> Written problem: Repeat each line of the material exactly.

[start]

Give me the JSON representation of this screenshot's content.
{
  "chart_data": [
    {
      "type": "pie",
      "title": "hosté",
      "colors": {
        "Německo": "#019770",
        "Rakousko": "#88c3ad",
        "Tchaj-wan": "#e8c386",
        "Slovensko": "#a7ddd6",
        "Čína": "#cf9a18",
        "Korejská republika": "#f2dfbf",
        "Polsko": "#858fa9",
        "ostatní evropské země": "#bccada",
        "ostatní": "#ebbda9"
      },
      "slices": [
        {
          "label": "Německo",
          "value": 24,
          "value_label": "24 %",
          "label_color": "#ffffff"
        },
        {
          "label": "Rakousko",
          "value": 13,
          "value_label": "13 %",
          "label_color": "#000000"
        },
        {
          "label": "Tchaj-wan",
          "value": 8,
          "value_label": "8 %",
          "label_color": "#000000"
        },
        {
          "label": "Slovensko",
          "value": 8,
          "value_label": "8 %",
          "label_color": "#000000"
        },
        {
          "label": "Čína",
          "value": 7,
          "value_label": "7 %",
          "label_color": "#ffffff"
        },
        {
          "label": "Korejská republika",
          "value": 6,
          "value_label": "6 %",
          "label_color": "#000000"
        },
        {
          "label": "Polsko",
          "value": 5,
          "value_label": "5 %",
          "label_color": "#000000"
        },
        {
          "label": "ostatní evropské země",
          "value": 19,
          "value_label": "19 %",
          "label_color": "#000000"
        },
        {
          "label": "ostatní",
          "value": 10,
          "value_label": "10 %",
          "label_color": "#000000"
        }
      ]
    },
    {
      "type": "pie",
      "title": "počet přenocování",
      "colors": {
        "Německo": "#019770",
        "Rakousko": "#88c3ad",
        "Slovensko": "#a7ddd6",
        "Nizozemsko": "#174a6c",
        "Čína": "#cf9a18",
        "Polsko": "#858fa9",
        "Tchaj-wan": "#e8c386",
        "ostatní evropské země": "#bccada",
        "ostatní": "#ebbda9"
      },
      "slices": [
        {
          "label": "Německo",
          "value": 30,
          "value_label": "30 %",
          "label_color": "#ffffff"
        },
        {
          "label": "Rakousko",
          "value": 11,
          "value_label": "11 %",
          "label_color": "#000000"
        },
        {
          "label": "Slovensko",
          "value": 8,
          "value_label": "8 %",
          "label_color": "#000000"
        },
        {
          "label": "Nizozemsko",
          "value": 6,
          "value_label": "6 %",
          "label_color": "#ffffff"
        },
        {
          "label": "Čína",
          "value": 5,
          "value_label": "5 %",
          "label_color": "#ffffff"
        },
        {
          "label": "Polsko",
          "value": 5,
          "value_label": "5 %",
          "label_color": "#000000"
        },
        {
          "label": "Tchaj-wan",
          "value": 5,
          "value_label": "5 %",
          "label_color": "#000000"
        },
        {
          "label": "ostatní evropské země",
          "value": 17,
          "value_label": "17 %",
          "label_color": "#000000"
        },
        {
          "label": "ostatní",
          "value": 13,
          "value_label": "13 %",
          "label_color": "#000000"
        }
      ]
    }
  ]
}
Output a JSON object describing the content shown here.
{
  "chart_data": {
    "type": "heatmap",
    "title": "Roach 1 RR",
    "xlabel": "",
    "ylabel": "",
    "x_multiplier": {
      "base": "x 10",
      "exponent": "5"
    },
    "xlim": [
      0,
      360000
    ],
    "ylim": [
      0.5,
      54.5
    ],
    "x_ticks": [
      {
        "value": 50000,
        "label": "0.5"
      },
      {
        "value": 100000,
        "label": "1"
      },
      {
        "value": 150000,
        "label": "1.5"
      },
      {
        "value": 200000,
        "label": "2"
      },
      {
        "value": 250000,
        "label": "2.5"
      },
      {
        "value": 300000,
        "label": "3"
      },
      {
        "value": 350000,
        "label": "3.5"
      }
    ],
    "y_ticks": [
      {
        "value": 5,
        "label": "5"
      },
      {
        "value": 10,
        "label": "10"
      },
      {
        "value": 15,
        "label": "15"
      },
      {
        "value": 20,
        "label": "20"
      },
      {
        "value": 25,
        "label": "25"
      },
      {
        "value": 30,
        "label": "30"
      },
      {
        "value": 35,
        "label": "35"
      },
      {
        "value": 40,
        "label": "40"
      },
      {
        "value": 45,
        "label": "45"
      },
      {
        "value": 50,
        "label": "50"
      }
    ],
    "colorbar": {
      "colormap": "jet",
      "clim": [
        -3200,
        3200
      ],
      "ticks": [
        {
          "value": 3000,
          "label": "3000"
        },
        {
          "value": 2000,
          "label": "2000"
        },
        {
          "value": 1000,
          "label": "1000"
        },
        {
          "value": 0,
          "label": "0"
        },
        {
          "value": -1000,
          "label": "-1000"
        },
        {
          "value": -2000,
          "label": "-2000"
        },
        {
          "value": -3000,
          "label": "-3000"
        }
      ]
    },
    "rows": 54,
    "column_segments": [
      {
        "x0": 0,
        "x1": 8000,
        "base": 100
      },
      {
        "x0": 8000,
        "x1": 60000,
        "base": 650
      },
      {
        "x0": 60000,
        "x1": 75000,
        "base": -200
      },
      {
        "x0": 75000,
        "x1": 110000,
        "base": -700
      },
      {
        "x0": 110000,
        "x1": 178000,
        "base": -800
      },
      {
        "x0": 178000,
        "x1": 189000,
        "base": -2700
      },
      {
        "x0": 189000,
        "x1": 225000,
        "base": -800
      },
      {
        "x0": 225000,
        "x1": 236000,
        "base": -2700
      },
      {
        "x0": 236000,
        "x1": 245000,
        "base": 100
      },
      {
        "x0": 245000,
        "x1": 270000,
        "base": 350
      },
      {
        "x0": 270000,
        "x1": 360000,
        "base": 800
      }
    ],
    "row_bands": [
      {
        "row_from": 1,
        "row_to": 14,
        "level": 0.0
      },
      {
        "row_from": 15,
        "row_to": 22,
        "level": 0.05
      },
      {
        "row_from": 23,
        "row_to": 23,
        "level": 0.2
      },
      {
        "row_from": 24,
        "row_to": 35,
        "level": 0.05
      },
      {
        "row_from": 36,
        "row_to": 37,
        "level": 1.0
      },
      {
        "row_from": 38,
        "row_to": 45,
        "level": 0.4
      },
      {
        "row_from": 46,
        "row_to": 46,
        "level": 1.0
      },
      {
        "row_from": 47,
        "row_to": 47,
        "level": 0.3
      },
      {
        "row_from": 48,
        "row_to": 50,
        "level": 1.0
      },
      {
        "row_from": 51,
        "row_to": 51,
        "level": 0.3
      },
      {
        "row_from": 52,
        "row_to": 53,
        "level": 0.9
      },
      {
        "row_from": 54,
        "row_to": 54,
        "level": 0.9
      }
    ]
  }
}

[end]

> Correct output:
Give me the JSON representation of this screenshot's content.
{
  "chart_data": [
    {
      "type": "pie",
      "title": "hosté",
      "colors": {
        "Německo": "#019770",
        "Rakousko": "#88c3ad",
        "Tchaj-wan": "#e8c386",
        "Slovensko": "#a7ddd6",
        "Čína": "#cf9a18",
        "Korejská republika": "#f2dfbf",
        "Polsko": "#858fa9",
        "ostatní evropské země": "#bccada",
        "ostatní": "#ebbda9"
      },
      "slices": [
        {
          "label": "Německo",
          "value": 24,
          "value_label": "24 %",
          "label_color": "#ffffff"
        },
        {
          "label": "Rakousko",
          "value": 13,
          "value_label": "13 %",
          "label_color": "#000000"
        },
        {
          "label": "Tchaj-wan",
          "value": 8,
          "value_label": "8 %",
          "label_color": "#000000"
        },
        {
          "label": "Slovensko",
          "value": 8,
          "value_label": "8 %",
          "label_color": "#000000"
        },
        {
          "label": "Čína",
          "value": 7,
          "value_label": "7 %",
          "label_color": "#ffffff"
        },
        {
          "label": "Korejská republika",
          "value": 6,
          "value_label": "6 %",
          "label_color": "#000000"
        },
        {
          "label": "Polsko",
          "value": 5,
          "value_label": "5 %",
          "label_color": "#000000"
        },
        {
          "label": "ostatní evropské země",
          "value": 19,
          "value_label": "19 %",
          "label_color": "#000000"
        },
        {
          "label": "ostatní",
          "value": 10,
          "value_label": "10 %",
          "label_color": "#000000"
        }
      ]
    },
    {
      "type": "pie",
      "title": "počet přenocování",
      "colors": {
        "Německo": "#019770",
        "Rakousko": "#88c3ad",
        "Slovensko": "#a7ddd6",
        "Nizozemsko": "#174a6c",
        "Čína": "#cf9a18",
        "Polsko": "#858fa9",
        "Tchaj-wan": "#e8c386",
        "ostatní evropské země": "#bccada",
        "ostatní": "#ebbda9"
      },
      "slices": [
        {
          "label": "Německo",
          "value": 30,
          "value_label": "30 %",
          "label_color": "#ffffff"
        },
        {
          "label": "Rakousko",
          "value": 11,
          "value_label": "11 %",
          "label_color": "#000000"
        },
        {
          "label": "Slovensko",
          "value": 8,
          "value_label": "8 %",
          "label_color": "#000000"
        },
        {
          "label": "Nizozemsko",
          "value": 6,
          "value_label": "6 %",
          "label_color": "#ffffff"
        },
        {
          "label": "Čína",
          "value": 5,
          "value_label": "5 %",
          "label_color": "#ffffff"
        },
        {
          "label": "Polsko",
          "value": 5,
          "value_label": "5 %",
          "label_color": "#000000"
        },
        {
          "label": "Tchaj-wan",
          "value": 5,
          "value_label": "5 %",
          "label_color": "#000000"
        },
        {
          "label": "ostatní evropské země",
          "value": 17,
          "value_label": "17 %",
          "label_color": "#000000"
        },
        {
          "label": "ostatní",
          "value": 13,
          "value_label": "13 %",
          "label_color": "#000000"
        }
      ]
    }
  ]
}
Output a JSON object describing the content shown here.
{
  "chart_data": {
    "type": "heatmap",
    "title": "Roach 1 RR",
    "xlabel": "",
    "ylabel": "",
    "x_multiplier": {
      "base": "x 10",
      "exponent": "5"
    },
    "xlim": [
      0,
      360000
    ],
    "ylim": [
      0.5,
      54.5
    ],
    "x_ticks": [
      {
        "value": 50000,
        "label": "0.5"
      },
      {
        "value": 100000,
        "label": "1"
      },
      {
        "value": 150000,
        "label": "1.5"
      },
      {
        "value": 200000,
        "label": "2"
      },
      {
        "value": 250000,
        "label": "2.5"
      },
      {
        "value": 300000,
        "label": "3"
      },
      {
        "value": 350000,
        "label": "3.5"
      }
    ],
    "y_ticks": [
      {
        "value": 5,
        "label": "5"
      },
      {
        "value": 10,
        "label": "10"
      },
      {
        "value": 15,
        "label": "15"
      },
      {
        "value": 20,
        "label": "20"
      },
      {
        "value": 25,
        "label": "25"
      },
      {
        "value": 30,
        "label": "30"
      },
      {
        "value": 35,
        "label": "35"
      },
      {
        "value": 40,
        "label": "40"
      },
      {
        "value": 45,
        "label": "45"
      },
      {
        "value": 50,
        "label": "50"
      }
    ],
    "colorbar": {
      "colormap": "jet",
      "clim": [
        -3200,
        3200
      ],
      "ticks": [
        {
          "value": 3000,
          "label": "3000"
        },
        {
          "value": 2000,
          "label": "2000"
        },
        {
          "value": 1000,
          "label": "1000"
        },
        {
          "value": 0,
          "label": "0"
        },
        {
          "value": -1000,
          "label": "-1000"
        },
        {
          "value": -2000,
          "label": "-2000"
        },
        {
          "value": -3000,
          "label": "-3000"
        }
      ]
    },
    "rows": 54,
    "column_segments": [
      {
        "x0": 0,
        "x1": 8000,
        "base": 100
      },
      {
        "x0": 8000,
        "x1": 60000,
        "base": 650
      },
      {
        "x0": 60000,
        "x1": 75000,
        "base": -200
      },
      {
        "x0": 75000,
        "x1": 110000,
        "base": -700
      },
      {
        "x0": 110000,
        "x1": 178000,
        "base": -800
      },
      {
        "x0": 178000,
        "x1": 189000,
        "base": -2700
      },
      {
        "x0": 189000,
        "x1": 225000,
        "base": -800
      },
      {
        "x0": 225000,
        "x1": 236000,
        "base": -2700
      },
      {
        "x0": 236000,
        "x1": 245000,
        "base": 100
      },
      {
        "x0": 245000,
        "x1": 270000,
        "base": 350
      },
      {
        "x0": 270000,
        "x1": 360000,
        "base": 800
      }
    ],
    "row_bands": [
      {
        "row_from": 1,
        "row_to": 14,
        "level": 0.0
      },
      {
        "row_from": 15,
        "row_to": 22,
        "level": 0.05
      },
      {
        "row_from": 23,
        "row_to": 23,
        "level": 0.2
      },
      {
        "row_from": 24,
        "row_to": 35,
        "level": 0.05
      },
      {
        "row_from": 36,
        "row_to": 37,
        "level": 1.0
      },
      {
        "row_from": 38,
        "row_to": 45,
        "level": 0.4
      },
      {
        "row_from": 46,
        "row_to": 46,
        "level": 1.0
      },
      {
        "row_from": 47,
        "row_to": 47,
        "level": 0.3
      },
      {
        "row_from": 48,
        "row_to": 50,
        "level": 1.0
      },
      {
        "row_from": 51,
        "row_to": 51,
        "level": 0.3
      },
      {
        "row_from": 52,
        "row_to": 53,
        "level": 0.9
      },
      {
        "row_from": 54,
        "row_to": 54,
        "level": 0.9
      }
    ]
  }
}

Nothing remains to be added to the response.